[TASK REQUIREMENTS] Please repeat all of the lines that follow, exactly as written.

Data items
◇ ◇ ◇ ◇ ◇ ◇ ◇

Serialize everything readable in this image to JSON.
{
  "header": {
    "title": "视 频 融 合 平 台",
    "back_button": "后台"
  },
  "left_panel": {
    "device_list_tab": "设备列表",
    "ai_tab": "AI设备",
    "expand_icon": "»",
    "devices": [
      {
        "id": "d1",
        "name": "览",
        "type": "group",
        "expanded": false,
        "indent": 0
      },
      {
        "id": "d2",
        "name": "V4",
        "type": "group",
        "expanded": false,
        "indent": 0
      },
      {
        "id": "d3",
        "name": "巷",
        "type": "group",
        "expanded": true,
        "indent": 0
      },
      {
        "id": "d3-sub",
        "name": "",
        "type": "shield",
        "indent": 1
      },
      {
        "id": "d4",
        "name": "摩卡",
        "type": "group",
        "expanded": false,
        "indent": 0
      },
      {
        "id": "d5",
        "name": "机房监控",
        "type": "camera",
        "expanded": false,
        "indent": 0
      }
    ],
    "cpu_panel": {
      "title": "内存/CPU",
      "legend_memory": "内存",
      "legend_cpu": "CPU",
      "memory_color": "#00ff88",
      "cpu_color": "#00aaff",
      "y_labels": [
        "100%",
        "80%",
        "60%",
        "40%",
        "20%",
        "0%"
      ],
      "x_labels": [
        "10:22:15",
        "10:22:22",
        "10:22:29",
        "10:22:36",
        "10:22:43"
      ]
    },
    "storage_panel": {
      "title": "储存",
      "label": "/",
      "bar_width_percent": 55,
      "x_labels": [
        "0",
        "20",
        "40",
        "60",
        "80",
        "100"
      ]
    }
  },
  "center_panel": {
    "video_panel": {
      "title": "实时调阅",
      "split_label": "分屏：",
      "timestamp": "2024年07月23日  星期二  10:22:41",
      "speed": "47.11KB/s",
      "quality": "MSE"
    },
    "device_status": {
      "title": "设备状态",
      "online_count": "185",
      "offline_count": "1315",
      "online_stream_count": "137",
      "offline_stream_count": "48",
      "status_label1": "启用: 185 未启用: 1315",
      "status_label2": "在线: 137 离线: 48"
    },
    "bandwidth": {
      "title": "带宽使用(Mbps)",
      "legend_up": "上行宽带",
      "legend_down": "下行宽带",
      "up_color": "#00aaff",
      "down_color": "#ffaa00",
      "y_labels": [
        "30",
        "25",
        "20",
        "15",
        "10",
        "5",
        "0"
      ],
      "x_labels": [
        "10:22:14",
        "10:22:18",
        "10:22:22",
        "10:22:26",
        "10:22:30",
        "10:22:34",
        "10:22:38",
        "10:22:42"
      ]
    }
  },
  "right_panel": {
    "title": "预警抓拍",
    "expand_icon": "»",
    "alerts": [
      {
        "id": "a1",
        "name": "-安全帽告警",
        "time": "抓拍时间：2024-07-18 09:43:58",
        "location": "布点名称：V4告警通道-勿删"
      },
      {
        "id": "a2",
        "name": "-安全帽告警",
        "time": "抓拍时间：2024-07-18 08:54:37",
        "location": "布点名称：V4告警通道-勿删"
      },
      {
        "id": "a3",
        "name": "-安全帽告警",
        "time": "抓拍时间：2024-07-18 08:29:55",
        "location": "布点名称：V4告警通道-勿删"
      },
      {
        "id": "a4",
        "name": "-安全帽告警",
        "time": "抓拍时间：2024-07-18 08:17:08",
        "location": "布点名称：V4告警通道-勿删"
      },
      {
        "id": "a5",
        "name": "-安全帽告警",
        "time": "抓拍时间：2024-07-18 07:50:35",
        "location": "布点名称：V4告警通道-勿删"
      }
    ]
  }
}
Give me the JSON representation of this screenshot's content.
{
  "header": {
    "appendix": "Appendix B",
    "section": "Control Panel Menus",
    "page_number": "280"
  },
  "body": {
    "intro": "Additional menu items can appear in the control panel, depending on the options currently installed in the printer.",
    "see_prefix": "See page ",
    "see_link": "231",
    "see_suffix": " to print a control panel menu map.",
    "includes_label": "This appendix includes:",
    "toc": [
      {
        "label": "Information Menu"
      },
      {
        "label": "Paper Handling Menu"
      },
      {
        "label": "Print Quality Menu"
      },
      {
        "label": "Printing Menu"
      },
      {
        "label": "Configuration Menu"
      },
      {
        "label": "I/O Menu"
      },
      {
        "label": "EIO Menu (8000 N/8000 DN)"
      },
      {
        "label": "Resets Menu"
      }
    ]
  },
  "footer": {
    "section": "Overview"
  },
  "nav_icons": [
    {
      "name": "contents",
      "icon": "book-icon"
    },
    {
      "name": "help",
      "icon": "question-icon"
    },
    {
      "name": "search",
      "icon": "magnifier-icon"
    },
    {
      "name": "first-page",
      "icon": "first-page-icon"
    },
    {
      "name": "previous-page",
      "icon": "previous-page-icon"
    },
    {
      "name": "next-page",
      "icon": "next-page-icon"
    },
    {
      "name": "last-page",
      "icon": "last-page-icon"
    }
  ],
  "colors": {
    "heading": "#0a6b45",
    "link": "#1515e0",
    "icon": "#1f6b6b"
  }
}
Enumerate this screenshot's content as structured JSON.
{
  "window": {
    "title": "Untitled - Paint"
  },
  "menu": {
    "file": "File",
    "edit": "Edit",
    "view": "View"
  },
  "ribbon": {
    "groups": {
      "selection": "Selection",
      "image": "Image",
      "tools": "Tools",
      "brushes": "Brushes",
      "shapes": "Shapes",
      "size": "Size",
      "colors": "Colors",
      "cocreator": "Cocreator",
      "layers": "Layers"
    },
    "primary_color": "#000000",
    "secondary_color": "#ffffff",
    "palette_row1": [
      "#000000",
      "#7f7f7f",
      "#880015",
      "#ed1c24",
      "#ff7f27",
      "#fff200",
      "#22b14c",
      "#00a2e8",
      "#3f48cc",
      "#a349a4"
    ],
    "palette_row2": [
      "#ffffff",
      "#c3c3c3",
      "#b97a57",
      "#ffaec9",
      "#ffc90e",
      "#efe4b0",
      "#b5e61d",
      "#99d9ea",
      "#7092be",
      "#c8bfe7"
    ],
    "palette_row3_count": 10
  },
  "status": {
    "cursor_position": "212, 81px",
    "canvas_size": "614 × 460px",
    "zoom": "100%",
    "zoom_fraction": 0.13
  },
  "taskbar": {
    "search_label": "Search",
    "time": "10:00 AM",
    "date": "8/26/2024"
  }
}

◇ ◇ ◇ ◇ ◇ ◇ ◇

[OUTPUT OF THE EXERCISE]
Serialize everything readable in this image to JSON.
{
  "header": {
    "title": "视 频 融 合 平 台",
    "back_button": "后台"
  },
  "left_panel": {
    "device_list_tab": "设备列表",
    "ai_tab": "AI设备",
    "expand_icon": "»",
    "devices": [
      {
        "id": "d1",
        "name": "览",
        "type": "group",
        "expanded": false,
        "indent": 0
      },
      {
        "id": "d2",
        "name": "V4",
        "type": "group",
        "expanded": false,
        "indent": 0
      },
      {
        "id": "d3",
        "name": "巷",
        "type": "group",
        "expanded": true,
        "indent": 0
      },
      {
        "id": "d3-sub",
        "name": "",
        "type": "shield",
        "indent": 1
      },
      {
        "id": "d4",
        "name": "摩卡",
        "type": "group",
        "expanded": false,
        "indent": 0
      },
      {
        "id": "d5",
        "name": "机房监控",
        "type": "camera",
        "expanded": false,
        "indent": 0
      }
    ],
    "cpu_panel": {
      "title": "内存/CPU",
      "legend_memory": "内存",
      "legend_cpu": "CPU",
      "memory_color": "#00ff88",
      "cpu_color": "#00aaff",
      "y_labels": [
        "100%",
        "80%",
        "60%",
        "40%",
        "20%",
        "0%"
      ],
      "x_labels": [
        "10:22:15",
        "10:22:22",
        "10:22:29",
        "10:22:36",
        "10:22:43"
      ]
    },
    "storage_panel": {
      "title": "储存",
      "label": "/",
      "bar_width_percent": 55,
      "x_labels": [
        "0",
        "20",
        "40",
        "60",
        "80",
        "100"
      ]
    }
  },
  "center_panel": {
    "video_panel": {
      "title": "实时调阅",
      "split_label": "分屏：",
      "timestamp": "2024年07月23日  星期二  10:22:41",
      "speed": "47.11KB/s",
      "quality": "MSE"
    },
    "device_status": {
      "title": "设备状态",
      "online_count": "185",
      "offline_count": "1315",
      "online_stream_count": "137",
      "offline_stream_count": "48",
      "status_label1": "启用: 185 未启用: 1315",
      "status_label2": "在线: 137 离线: 48"
    },
    "bandwidth": {
      "title": "带宽使用(Mbps)",
      "legend_up": "上行宽带",
      "legend_down": "下行宽带",
      "up_color": "#00aaff",
      "down_color": "#ffaa00",
      "y_labels": [
        "30",
        "25",
        "20",
        "15",
        "10",
        "5",
        "0"
      ],
      "x_labels": [
        "10:22:14",
        "10:22:18",
        "10:22:22",
        "10:22:26",
        "10:22:30",
        "10:22:34",
        "10:22:38",
        "10:22:42"
      ]
    }
  },
  "right_panel": {
    "title": "预警抓拍",
    "expand_icon": "»",
    "alerts": [
      {
        "id": "a1",
        "name": "-安全帽告警",
        "time": "抓拍时间：2024-07-18 09:43:58",
        "location": "布点名称：V4告警通道-勿删"
      },
      {
        "id": "a2",
        "name": "-安全帽告警",
        "time": "抓拍时间：2024-07-18 08:54:37",
        "location": "布点名称：V4告警通道-勿删"
      },
      {
        "id": "a3",
        "name": "-安全帽告警",
        "time": "抓拍时间：2024-07-18 08:29:55",
        "location": "布点名称：V4告警通道-勿删"
      },
      {
        "id": "a4",
        "name": "-安全帽告警",
        "time": "抓拍时间：2024-07-18 08:17:08",
        "location": "布点名称：V4告警通道-勿删"
      },
      {
        "id": "a5",
        "name": "-安全帽告警",
        "time": "抓拍时间：2024-07-18 07:50:35",
        "location": "布点名称：V4告警通道-勿删"
      }
    ]
  }
}
Give me the JSON representation of this screenshot's content.
{
  "header": {
    "appendix": "Appendix B",
    "section": "Control Panel Menus",
    "page_number": "280"
  },
  "body": {
    "intro": "Additional menu items can appear in the control panel, depending on the options currently installed in the printer.",
    "see_prefix": "See page ",
    "see_link": "231",
    "see_suffix": " to print a control panel menu map.",
    "includes_label": "This appendix includes:",
    "toc": [
      {
        "label": "Information Menu"
      },
      {
        "label": "Paper Handling Menu"
      },
      {
        "label": "Print Quality Menu"
      },
      {
        "label": "Printing Menu"
      },
      {
        "label": "Configuration Menu"
      },
      {
        "label": "I/O Menu"
      },
      {
        "label": "EIO Menu (8000 N/8000 DN)"
      },
      {
        "label": "Resets Menu"
      }
    ]
  },
  "footer": {
    "section": "Overview"
  },
  "nav_icons": [
    {
      "name": "contents",
      "icon": "book-icon"
    },
    {
      "name": "help",
      "icon": "question-icon"
    },
    {
      "name": "search",
      "icon": "magnifier-icon"
    },
    {
      "name": "first-page",
      "icon": "first-page-icon"
    },
    {
      "name": "previous-page",
      "icon": "previous-page-icon"
    },
    {
      "name": "next-page",
      "icon": "next-page-icon"
    },
    {
      "name": "last-page",
      "icon": "last-page-icon"
    }
  ],
  "colors": {
    "heading": "#0a6b45",
    "link": "#1515e0",
    "icon": "#1f6b6b"
  }
}
Enumerate this screenshot's content as structured JSON.
{
  "window": {
    "title": "Untitled - Paint"
  },
  "menu": {
    "file": "File",
    "edit": "Edit",
    "view": "View"
  },
  "ribbon": {
    "groups": {
      "selection": "Selection",
      "image": "Image",
      "tools": "Tools",
      "brushes": "Brushes",
      "shapes": "Shapes",
      "size": "Size",
      "colors": "Colors",
      "cocreator": "Cocreator",
      "layers": "Layers"
    },
    "primary_color": "#000000",
    "secondary_color": "#ffffff",
    "palette_row1": [
      "#000000",
      "#7f7f7f",
      "#880015",
      "#ed1c24",
      "#ff7f27",
      "#fff200",
      "#22b14c",
      "#00a2e8",
      "#3f48cc",
      "#a349a4"
    ],
    "palette_row2": [
      "#ffffff",
      "#c3c3c3",
      "#b97a57",
      "#ffaec9",
      "#ffc90e",
      "#efe4b0",
      "#b5e61d",
      "#99d9ea",
      "#7092be",
      "#c8bfe7"
    ],
    "palette_row3_count": 10
  },
  "status": {
    "cursor_position": "212, 81px",
    "canvas_size": "614 × 460px",
    "zoom": "100%",
    "zoom_fraction": 0.13
  },
  "taskbar": {
    "search_label": "Search",
    "time": "10:00 AM",
    "date": "8/26/2024"
  }
}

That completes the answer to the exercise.